• Stated goal: Search the material below for the string "structured" and extract each line that has it.

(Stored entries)
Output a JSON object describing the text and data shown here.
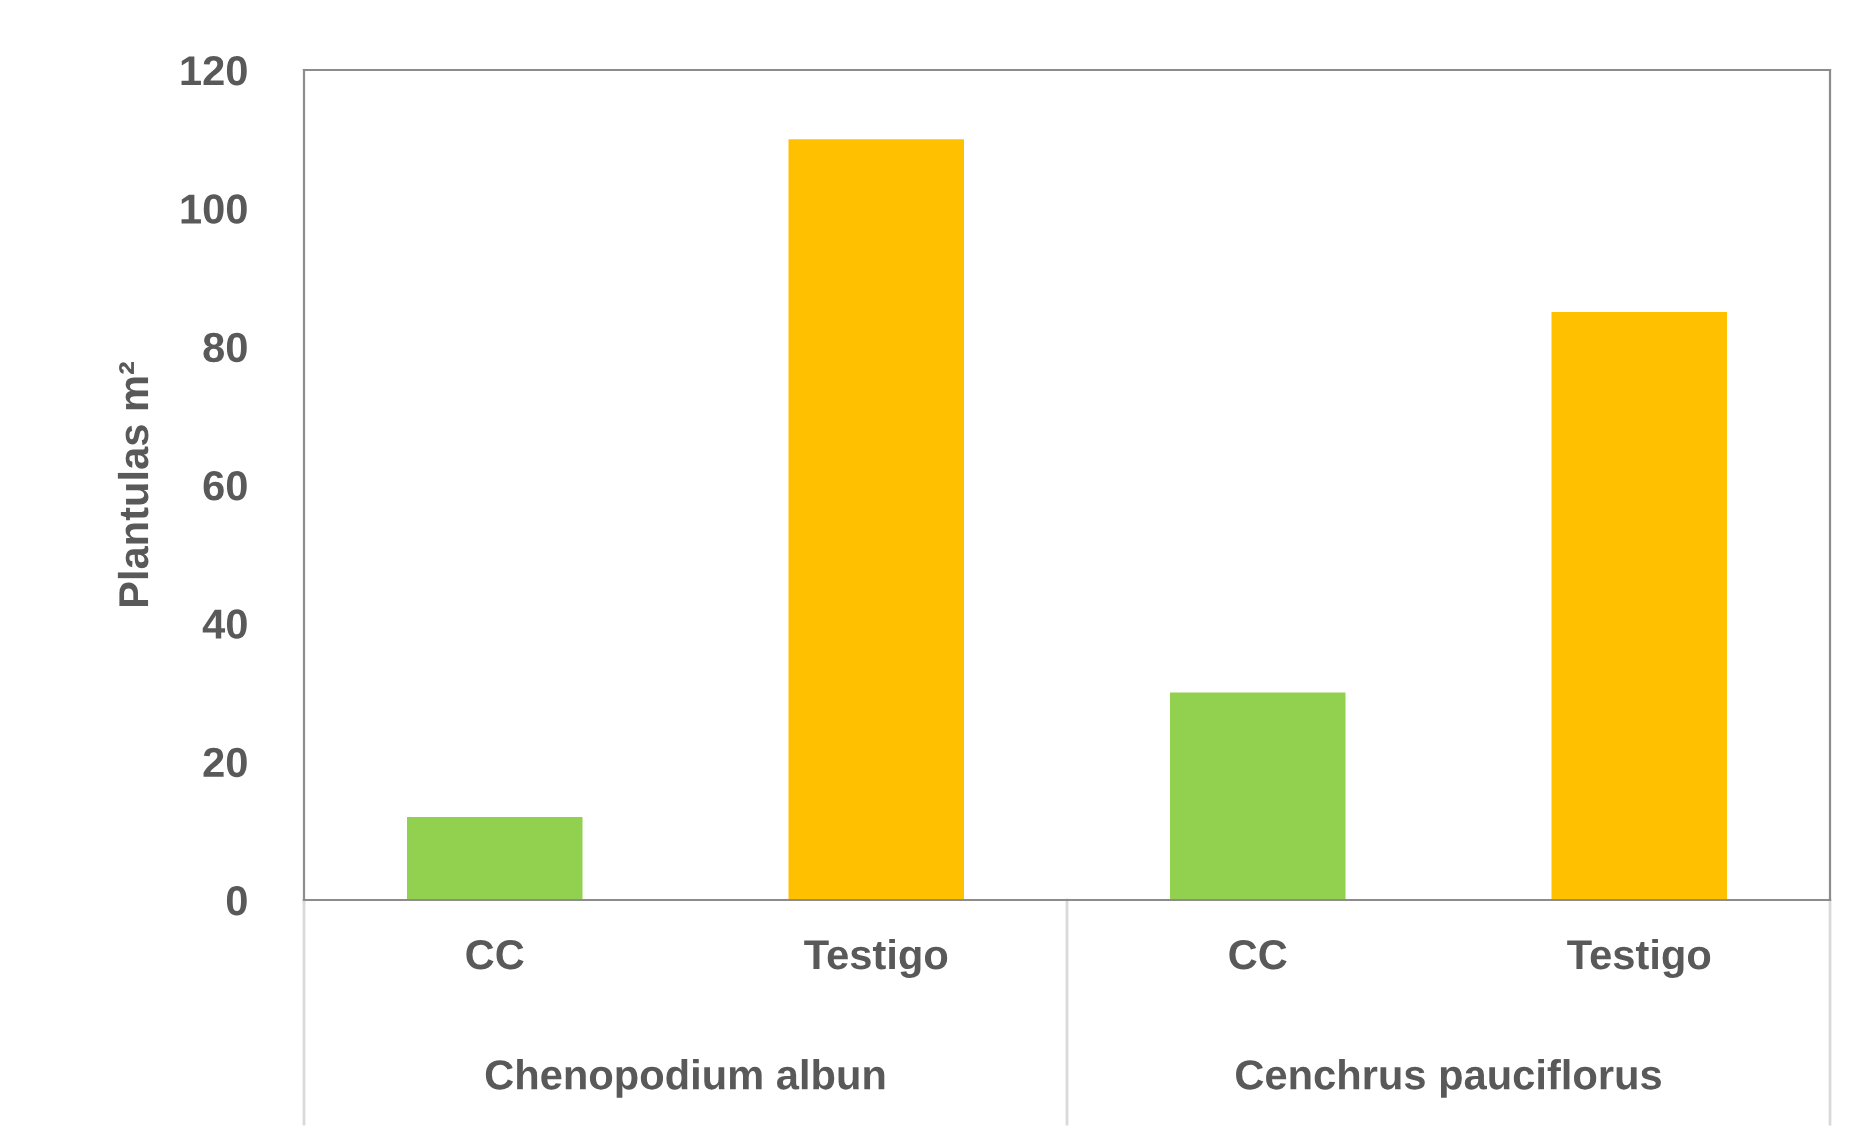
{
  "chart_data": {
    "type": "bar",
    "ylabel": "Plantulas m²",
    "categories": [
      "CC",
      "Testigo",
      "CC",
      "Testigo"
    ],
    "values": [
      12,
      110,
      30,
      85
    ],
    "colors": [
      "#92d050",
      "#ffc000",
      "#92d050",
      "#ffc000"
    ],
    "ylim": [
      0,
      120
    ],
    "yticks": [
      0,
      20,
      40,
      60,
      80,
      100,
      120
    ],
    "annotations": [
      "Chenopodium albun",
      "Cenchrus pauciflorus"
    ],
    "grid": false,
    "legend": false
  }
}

==

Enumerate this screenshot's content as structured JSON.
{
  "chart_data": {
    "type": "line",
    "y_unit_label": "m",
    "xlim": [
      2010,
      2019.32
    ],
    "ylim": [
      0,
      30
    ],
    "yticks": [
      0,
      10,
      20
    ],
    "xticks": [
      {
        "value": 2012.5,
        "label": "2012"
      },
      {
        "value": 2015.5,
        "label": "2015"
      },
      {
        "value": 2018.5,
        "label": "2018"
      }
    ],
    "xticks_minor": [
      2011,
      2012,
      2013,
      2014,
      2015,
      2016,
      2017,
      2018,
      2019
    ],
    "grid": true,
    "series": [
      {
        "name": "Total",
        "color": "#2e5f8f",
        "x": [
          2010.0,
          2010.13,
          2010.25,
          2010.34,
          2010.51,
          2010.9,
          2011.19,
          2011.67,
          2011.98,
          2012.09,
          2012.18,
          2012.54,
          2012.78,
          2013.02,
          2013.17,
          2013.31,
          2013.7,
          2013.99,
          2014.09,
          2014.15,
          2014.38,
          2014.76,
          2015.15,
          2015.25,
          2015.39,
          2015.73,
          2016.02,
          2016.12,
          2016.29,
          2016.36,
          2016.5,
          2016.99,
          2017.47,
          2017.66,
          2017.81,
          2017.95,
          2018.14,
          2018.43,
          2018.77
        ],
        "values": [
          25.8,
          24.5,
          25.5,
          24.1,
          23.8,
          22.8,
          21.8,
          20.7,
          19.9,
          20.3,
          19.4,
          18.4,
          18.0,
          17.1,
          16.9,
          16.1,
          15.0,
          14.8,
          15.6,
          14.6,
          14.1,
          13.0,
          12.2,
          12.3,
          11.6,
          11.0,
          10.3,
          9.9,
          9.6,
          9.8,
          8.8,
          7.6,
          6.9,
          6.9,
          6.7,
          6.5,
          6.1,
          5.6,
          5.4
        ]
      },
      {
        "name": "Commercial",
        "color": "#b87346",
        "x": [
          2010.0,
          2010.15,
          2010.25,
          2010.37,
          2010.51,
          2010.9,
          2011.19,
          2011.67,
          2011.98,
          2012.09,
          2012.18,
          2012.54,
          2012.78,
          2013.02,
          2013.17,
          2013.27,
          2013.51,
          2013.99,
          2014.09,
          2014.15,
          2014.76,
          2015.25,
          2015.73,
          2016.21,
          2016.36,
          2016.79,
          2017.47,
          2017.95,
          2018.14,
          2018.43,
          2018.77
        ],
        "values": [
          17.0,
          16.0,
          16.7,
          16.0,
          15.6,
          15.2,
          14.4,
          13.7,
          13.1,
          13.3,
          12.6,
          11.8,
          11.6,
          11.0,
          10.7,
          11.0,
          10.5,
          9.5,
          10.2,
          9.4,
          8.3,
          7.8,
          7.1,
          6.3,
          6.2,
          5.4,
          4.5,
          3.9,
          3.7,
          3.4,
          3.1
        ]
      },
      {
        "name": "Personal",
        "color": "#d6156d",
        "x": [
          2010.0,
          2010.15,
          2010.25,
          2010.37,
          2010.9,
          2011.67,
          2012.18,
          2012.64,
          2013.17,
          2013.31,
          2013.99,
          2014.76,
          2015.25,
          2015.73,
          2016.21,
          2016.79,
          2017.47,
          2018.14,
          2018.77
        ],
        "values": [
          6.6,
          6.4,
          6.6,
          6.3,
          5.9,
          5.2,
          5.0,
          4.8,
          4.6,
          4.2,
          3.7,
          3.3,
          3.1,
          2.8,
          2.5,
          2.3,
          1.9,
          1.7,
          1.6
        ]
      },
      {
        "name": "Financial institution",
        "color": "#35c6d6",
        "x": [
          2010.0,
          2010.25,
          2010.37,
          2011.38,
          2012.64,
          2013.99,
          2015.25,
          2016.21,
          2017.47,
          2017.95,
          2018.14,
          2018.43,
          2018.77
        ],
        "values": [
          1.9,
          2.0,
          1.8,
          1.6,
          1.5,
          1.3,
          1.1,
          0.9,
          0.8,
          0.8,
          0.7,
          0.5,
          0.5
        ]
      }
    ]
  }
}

--

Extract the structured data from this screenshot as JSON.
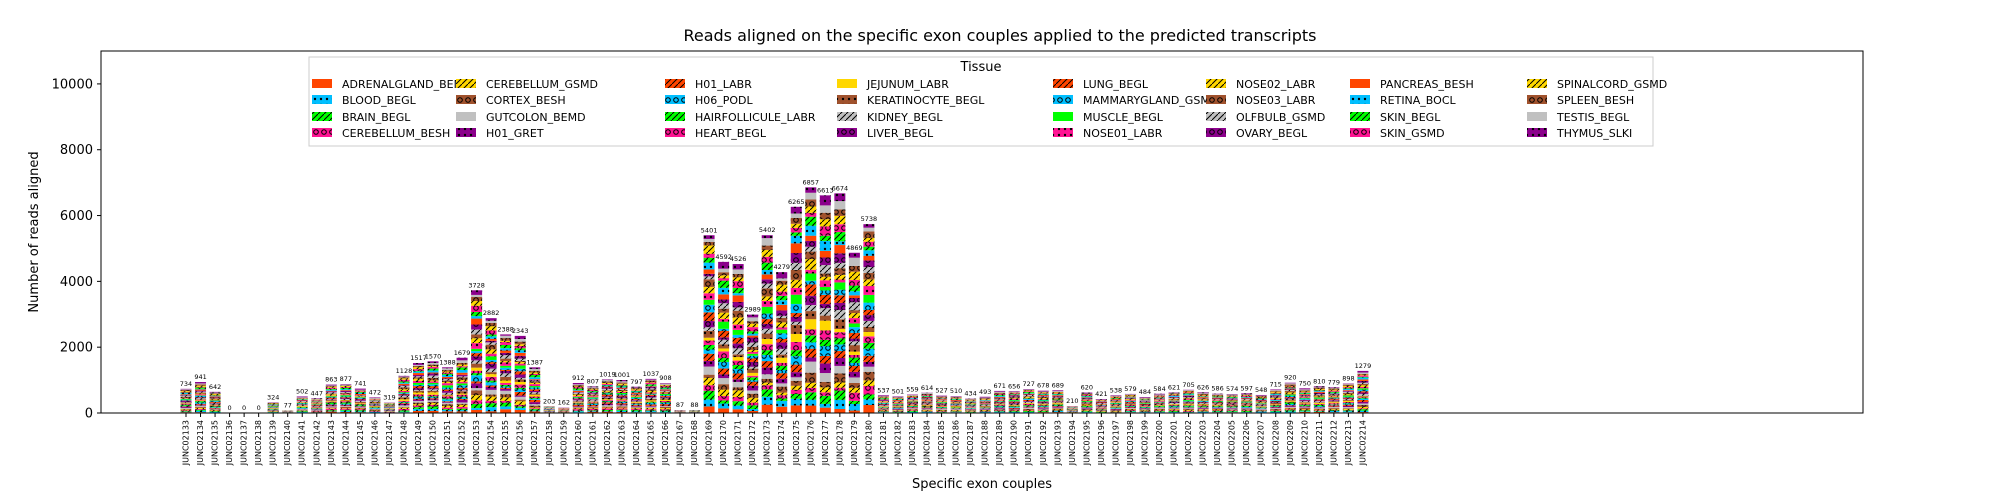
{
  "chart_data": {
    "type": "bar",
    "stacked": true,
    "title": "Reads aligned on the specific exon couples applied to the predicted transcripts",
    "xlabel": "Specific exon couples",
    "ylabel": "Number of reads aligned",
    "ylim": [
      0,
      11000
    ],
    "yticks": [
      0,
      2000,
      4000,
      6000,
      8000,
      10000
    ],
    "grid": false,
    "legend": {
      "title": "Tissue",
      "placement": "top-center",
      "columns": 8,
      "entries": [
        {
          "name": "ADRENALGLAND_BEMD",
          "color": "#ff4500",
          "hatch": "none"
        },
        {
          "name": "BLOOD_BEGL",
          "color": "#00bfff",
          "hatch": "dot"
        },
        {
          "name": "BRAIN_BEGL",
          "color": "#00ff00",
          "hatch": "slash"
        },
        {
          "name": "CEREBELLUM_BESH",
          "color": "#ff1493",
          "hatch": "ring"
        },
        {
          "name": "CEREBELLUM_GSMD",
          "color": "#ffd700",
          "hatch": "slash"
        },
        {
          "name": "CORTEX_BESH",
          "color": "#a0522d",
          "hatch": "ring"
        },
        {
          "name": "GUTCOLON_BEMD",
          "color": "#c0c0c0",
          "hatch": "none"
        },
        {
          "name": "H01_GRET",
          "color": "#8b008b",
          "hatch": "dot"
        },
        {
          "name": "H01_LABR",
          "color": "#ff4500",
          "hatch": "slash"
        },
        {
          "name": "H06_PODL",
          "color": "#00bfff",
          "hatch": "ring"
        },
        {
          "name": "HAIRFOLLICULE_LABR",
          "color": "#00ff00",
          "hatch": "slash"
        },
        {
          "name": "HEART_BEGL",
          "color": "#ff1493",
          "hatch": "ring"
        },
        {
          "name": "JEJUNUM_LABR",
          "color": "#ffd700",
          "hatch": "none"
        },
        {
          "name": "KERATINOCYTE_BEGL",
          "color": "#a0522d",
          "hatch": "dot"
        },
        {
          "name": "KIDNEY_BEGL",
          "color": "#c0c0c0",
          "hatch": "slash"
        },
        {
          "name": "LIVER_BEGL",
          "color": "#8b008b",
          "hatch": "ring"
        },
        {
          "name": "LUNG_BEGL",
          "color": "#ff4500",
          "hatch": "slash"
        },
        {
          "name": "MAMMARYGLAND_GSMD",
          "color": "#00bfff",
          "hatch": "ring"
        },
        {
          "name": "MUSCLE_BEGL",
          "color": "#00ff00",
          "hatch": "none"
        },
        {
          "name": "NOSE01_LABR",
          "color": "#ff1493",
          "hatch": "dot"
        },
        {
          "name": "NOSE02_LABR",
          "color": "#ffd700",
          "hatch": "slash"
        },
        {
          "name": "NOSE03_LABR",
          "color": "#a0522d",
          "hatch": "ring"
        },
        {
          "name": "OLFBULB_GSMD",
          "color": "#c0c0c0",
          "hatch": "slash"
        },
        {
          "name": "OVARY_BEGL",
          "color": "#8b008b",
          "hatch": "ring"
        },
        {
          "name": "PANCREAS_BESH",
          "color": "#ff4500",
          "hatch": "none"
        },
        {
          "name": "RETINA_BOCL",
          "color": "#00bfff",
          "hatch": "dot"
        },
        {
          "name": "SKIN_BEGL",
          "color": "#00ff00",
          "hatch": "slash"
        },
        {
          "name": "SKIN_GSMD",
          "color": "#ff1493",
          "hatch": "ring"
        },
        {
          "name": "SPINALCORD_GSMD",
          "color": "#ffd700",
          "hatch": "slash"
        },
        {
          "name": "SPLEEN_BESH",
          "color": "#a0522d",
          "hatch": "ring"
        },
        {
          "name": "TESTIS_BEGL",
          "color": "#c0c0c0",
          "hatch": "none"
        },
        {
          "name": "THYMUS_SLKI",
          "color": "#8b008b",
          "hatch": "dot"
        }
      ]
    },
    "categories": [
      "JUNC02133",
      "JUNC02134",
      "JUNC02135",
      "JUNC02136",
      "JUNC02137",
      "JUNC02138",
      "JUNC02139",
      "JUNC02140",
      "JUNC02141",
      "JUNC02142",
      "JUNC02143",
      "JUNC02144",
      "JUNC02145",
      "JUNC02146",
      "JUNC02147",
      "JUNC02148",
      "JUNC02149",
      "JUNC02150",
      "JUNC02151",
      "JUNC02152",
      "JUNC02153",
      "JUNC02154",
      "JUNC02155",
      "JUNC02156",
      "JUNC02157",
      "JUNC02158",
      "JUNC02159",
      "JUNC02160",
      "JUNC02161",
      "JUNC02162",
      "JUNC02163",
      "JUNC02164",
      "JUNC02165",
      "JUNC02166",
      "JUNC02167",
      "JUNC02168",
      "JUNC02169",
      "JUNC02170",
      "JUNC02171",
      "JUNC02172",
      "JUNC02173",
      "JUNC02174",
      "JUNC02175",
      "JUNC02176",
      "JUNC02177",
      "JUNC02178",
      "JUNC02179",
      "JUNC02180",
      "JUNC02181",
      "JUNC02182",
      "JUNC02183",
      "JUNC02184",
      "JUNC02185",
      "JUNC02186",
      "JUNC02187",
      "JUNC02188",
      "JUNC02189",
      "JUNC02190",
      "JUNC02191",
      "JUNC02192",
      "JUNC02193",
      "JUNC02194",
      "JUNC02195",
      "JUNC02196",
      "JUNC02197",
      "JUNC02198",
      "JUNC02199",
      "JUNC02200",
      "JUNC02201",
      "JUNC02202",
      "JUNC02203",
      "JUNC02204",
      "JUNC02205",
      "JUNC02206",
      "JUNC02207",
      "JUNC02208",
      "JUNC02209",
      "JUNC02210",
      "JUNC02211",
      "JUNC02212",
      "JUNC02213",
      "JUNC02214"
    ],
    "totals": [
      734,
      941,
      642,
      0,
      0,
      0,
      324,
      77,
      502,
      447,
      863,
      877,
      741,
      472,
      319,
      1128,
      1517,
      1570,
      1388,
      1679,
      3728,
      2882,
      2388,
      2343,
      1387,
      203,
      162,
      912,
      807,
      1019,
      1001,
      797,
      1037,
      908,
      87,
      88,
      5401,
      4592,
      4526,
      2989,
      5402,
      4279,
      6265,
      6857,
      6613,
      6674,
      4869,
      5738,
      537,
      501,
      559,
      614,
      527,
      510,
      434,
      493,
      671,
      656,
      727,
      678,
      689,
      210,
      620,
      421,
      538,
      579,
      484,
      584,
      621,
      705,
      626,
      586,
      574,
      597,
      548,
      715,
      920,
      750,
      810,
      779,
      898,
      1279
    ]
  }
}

• Answer below:
Enumerate this screenshot's content as structured JSON.
Extract the structured data from this screenshot as JSON.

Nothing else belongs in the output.